## Source data

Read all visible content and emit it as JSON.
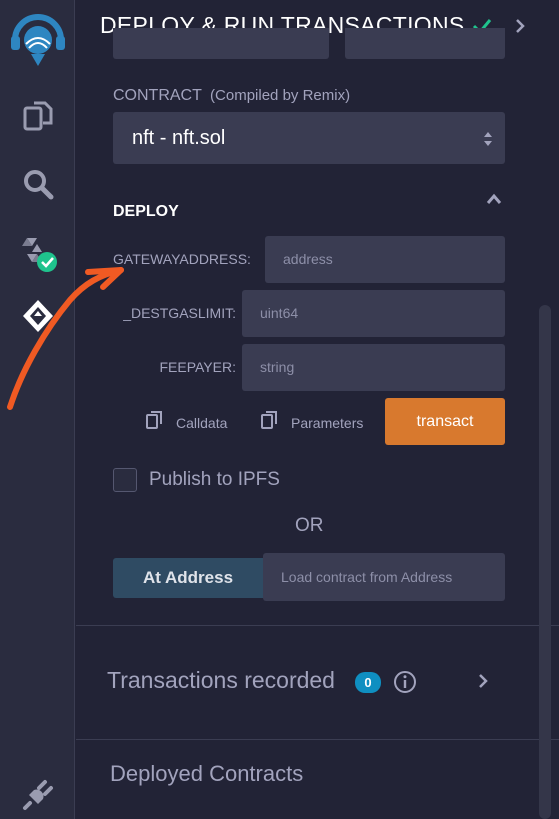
{
  "sidebar": {
    "icons": [
      "remix-logo-icon",
      "file-explorer-icon",
      "search-icon",
      "solidity-compiler-icon",
      "deploy-run-icon",
      "plugin-manager-icon"
    ]
  },
  "header": {
    "title": "DEPLOY & RUN TRANSACTIONS"
  },
  "contract": {
    "label": "CONTRACT",
    "sublabel": "(Compiled by Remix)",
    "selected": "nft - nft.sol"
  },
  "deploy": {
    "section_label": "DEPLOY",
    "params": [
      {
        "label": "GATEWAYADDRESS:",
        "placeholder": "address"
      },
      {
        "label": "_DESTGASLIMIT:",
        "placeholder": "uint64"
      },
      {
        "label": "FEEPAYER:",
        "placeholder": "string"
      }
    ],
    "calldata_label": "Calldata",
    "parameters_label": "Parameters",
    "transact_label": "transact"
  },
  "publish": {
    "label": "Publish to IPFS",
    "checked": false
  },
  "or_label": "OR",
  "at_address": {
    "button_label": "At Address",
    "placeholder": "Load contract from Address"
  },
  "transactions": {
    "label": "Transactions recorded",
    "count": "0"
  },
  "deployed": {
    "label": "Deployed Contracts"
  },
  "colors": {
    "accent_orange": "#d8792e",
    "check_green": "#1fc38d",
    "badge_blue": "#0f8fc1",
    "annotation_arrow": "#f05a23"
  }
}
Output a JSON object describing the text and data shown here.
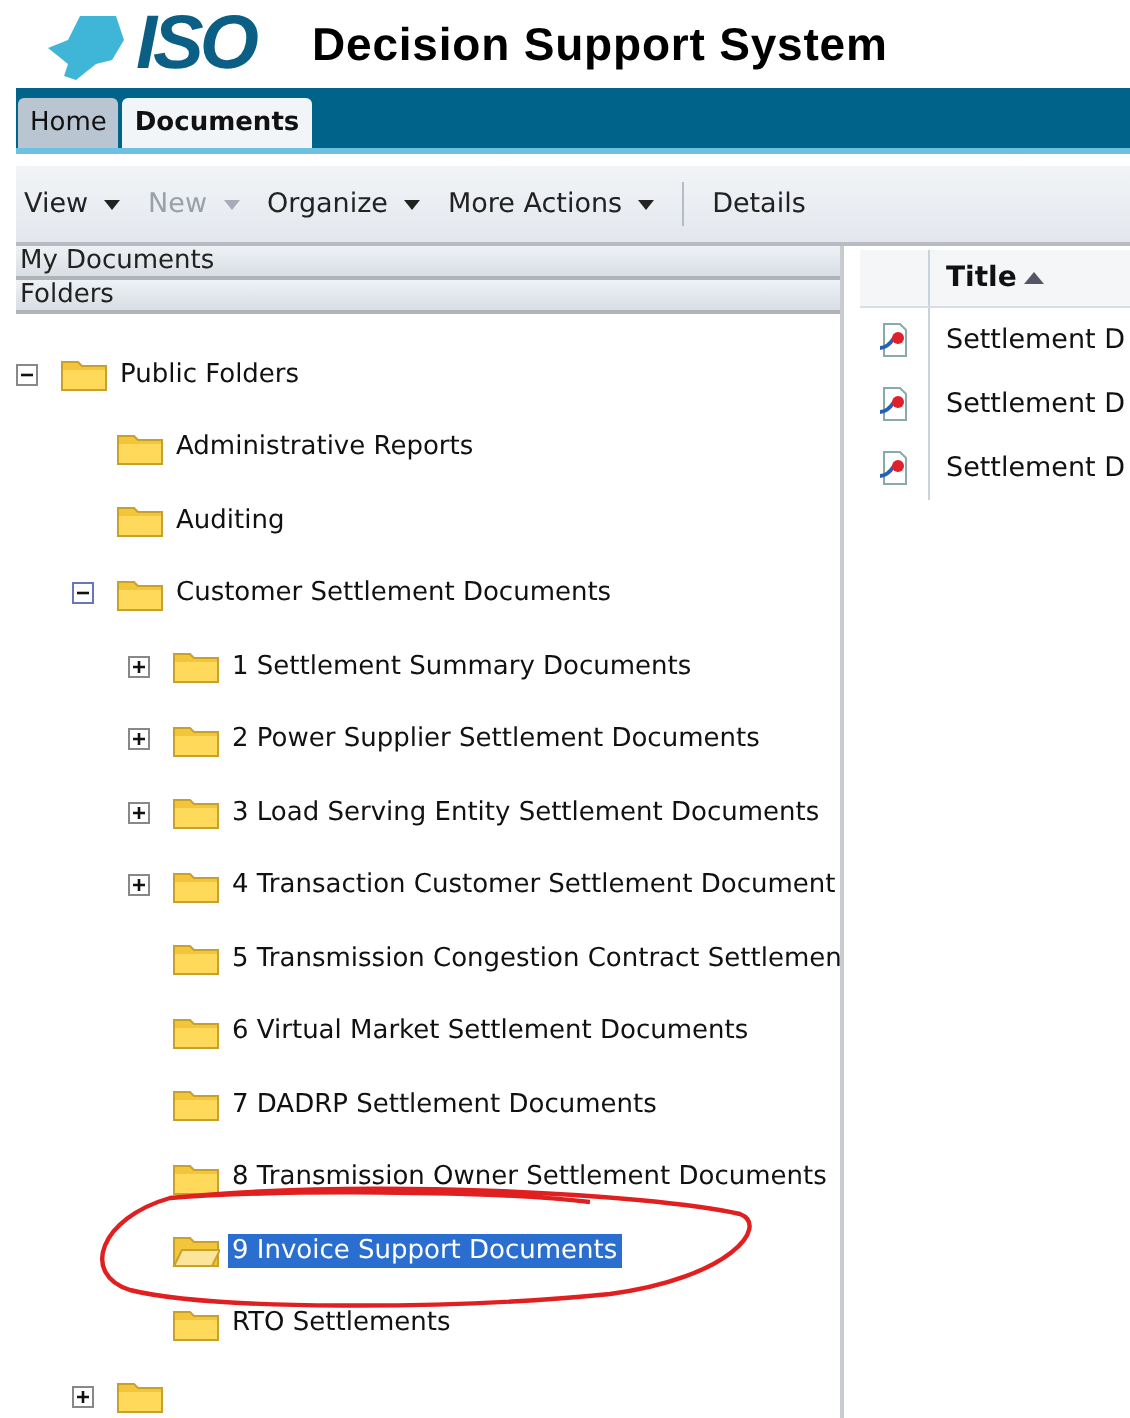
{
  "header": {
    "logo_text": "ISO",
    "title": "Decision Support System"
  },
  "tabs": [
    {
      "label": "Home",
      "selected": false
    },
    {
      "label": "Documents",
      "selected": true
    }
  ],
  "toolbar": [
    {
      "label": "View",
      "kind": "menu",
      "disabled": false
    },
    {
      "label": "New",
      "kind": "menu",
      "disabled": true
    },
    {
      "label": "Organize",
      "kind": "menu",
      "disabled": false
    },
    {
      "label": "More Actions",
      "kind": "menu",
      "disabled": false
    },
    {
      "label": "Details",
      "kind": "button",
      "disabled": false
    }
  ],
  "sidebar": {
    "sections": [
      "My Documents",
      "Folders"
    ],
    "tree": [
      {
        "label": "Public Folders",
        "kind": "branch",
        "expanded": true,
        "selected": false,
        "children": [
          {
            "label": "Administrative Reports",
            "kind": "leaf",
            "selected": false
          },
          {
            "label": "Auditing",
            "kind": "leaf",
            "selected": false
          },
          {
            "label": "Customer Settlement Documents",
            "kind": "branch",
            "expanded": true,
            "selected": false,
            "children": [
              {
                "label": "1 Settlement Summary Documents",
                "kind": "branch",
                "expanded": false,
                "selected": false
              },
              {
                "label": "2 Power Supplier Settlement Documents",
                "kind": "branch",
                "expanded": false,
                "selected": false
              },
              {
                "label": "3 Load Serving Entity Settlement Documents",
                "kind": "branch",
                "expanded": false,
                "selected": false
              },
              {
                "label": "4 Transaction Customer Settlement Document",
                "kind": "branch",
                "expanded": false,
                "selected": false
              },
              {
                "label": "5 Transmission Congestion Contract Settlemen",
                "kind": "leaf",
                "selected": false
              },
              {
                "label": "6 Virtual Market Settlement Documents",
                "kind": "leaf",
                "selected": false
              },
              {
                "label": "7 DADRP Settlement Documents",
                "kind": "leaf",
                "selected": false
              },
              {
                "label": "8 Transmission Owner Settlement Documents",
                "kind": "leaf",
                "selected": false
              },
              {
                "label": "9 Invoice Support Documents",
                "kind": "leaf",
                "selected": true
              },
              {
                "label": "RTO Settlements",
                "kind": "leaf",
                "selected": false
              }
            ]
          }
        ]
      }
    ]
  },
  "table": {
    "columns": [
      "Title"
    ],
    "sort_ascending": true,
    "rows": [
      {
        "title": "Settlement D"
      },
      {
        "title": "Settlement D"
      },
      {
        "title": "Settlement D"
      }
    ]
  }
}
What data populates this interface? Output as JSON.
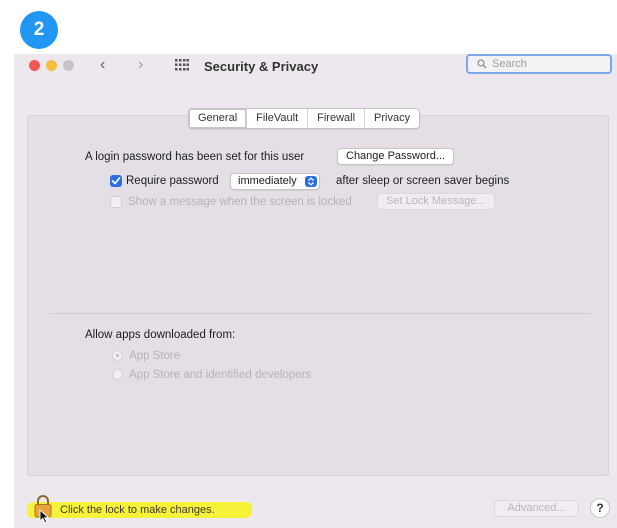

## What to produce
The records above need to be restated word for word, with the pictures left out.

## Exercise result
Read all visible content and emit it as JSON.
{
  "sidebar": {
    "icons": [
      "remix-logo-icon",
      "file-explorer-icon",
      "search-icon",
      "solidity-compiler-icon",
      "deploy-run-icon",
      "plugin-manager-icon"
    ]
  },
  "header": {
    "title": "DEPLOY & RUN TRANSACTIONS"
  },
  "contract": {
    "label": "CONTRACT",
    "sublabel": "(Compiled by Remix)",
    "selected": "nft - nft.sol"
  },
  "deploy": {
    "section_label": "DEPLOY",
    "params": [
      {
        "label": "GATEWAYADDRESS:",
        "placeholder": "address"
      },
      {
        "label": "_DESTGASLIMIT:",
        "placeholder": "uint64"
      },
      {
        "label": "FEEPAYER:",
        "placeholder": "string"
      }
    ],
    "calldata_label": "Calldata",
    "parameters_label": "Parameters",
    "transact_label": "transact"
  },
  "publish": {
    "label": "Publish to IPFS",
    "checked": false
  },
  "or_label": "OR",
  "at_address": {
    "button_label": "At Address",
    "placeholder": "Load contract from Address"
  },
  "transactions": {
    "label": "Transactions recorded",
    "count": "0"
  },
  "deployed": {
    "label": "Deployed Contracts"
  },
  "colors": {
    "accent_orange": "#d8792e",
    "check_green": "#1fc38d",
    "badge_blue": "#0f8fc1",
    "annotation_arrow": "#f05a23"
  }
}
Output a JSON object describing the text and data shown here.
{
  "header": {
    "logo_text": "ISO",
    "title": "Decision Support System"
  },
  "tabs": [
    {
      "label": "Home",
      "selected": false
    },
    {
      "label": "Documents",
      "selected": true
    }
  ],
  "toolbar": [
    {
      "label": "View",
      "kind": "menu",
      "disabled": false
    },
    {
      "label": "New",
      "kind": "menu",
      "disabled": true
    },
    {
      "label": "Organize",
      "kind": "menu",
      "disabled": false
    },
    {
      "label": "More Actions",
      "kind": "menu",
      "disabled": false
    },
    {
      "label": "Details",
      "kind": "button",
      "disabled": false
    }
  ],
  "sidebar": {
    "sections": [
      "My Documents",
      "Folders"
    ],
    "tree": [
      {
        "label": "Public Folders",
        "kind": "branch",
        "expanded": true,
        "selected": false,
        "children": [
          {
            "label": "Administrative Reports",
            "kind": "leaf",
            "selected": false
          },
          {
            "label": "Auditing",
            "kind": "leaf",
            "selected": false
          },
          {
            "label": "Customer Settlement Documents",
            "kind": "branch",
            "expanded": true,
            "selected": false,
            "children": [
              {
                "label": "1 Settlement Summary Documents",
                "kind": "branch",
                "expanded": false,
                "selected": false
              },
              {
                "label": "2 Power Supplier Settlement Documents",
                "kind": "branch",
                "expanded": false,
                "selected": false
              },
              {
                "label": "3 Load Serving Entity Settlement Documents",
                "kind": "branch",
                "expanded": false,
                "selected": false
              },
              {
                "label": "4 Transaction Customer Settlement Document",
                "kind": "branch",
                "expanded": false,
                "selected": false
              },
              {
                "label": "5 Transmission Congestion Contract Settlemen",
                "kind": "leaf",
                "selected": false
              },
              {
                "label": "6 Virtual Market Settlement Documents",
                "kind": "leaf",
                "selected": false
              },
              {
                "label": "7 DADRP Settlement Documents",
                "kind": "leaf",
                "selected": false
              },
              {
                "label": "8 Transmission Owner Settlement Documents",
                "kind": "leaf",
                "selected": false
              },
              {
                "label": "9 Invoice Support Documents",
                "kind": "leaf",
                "selected": true
              },
              {
                "label": "RTO Settlements",
                "kind": "leaf",
                "selected": false
              }
            ]
          }
        ]
      }
    ]
  },
  "table": {
    "columns": [
      "Title"
    ],
    "sort_ascending": true,
    "rows": [
      {
        "title": "Settlement D"
      },
      {
        "title": "Settlement D"
      },
      {
        "title": "Settlement D"
      }
    ]
  }
}
What data populates this interface? Output as JSON.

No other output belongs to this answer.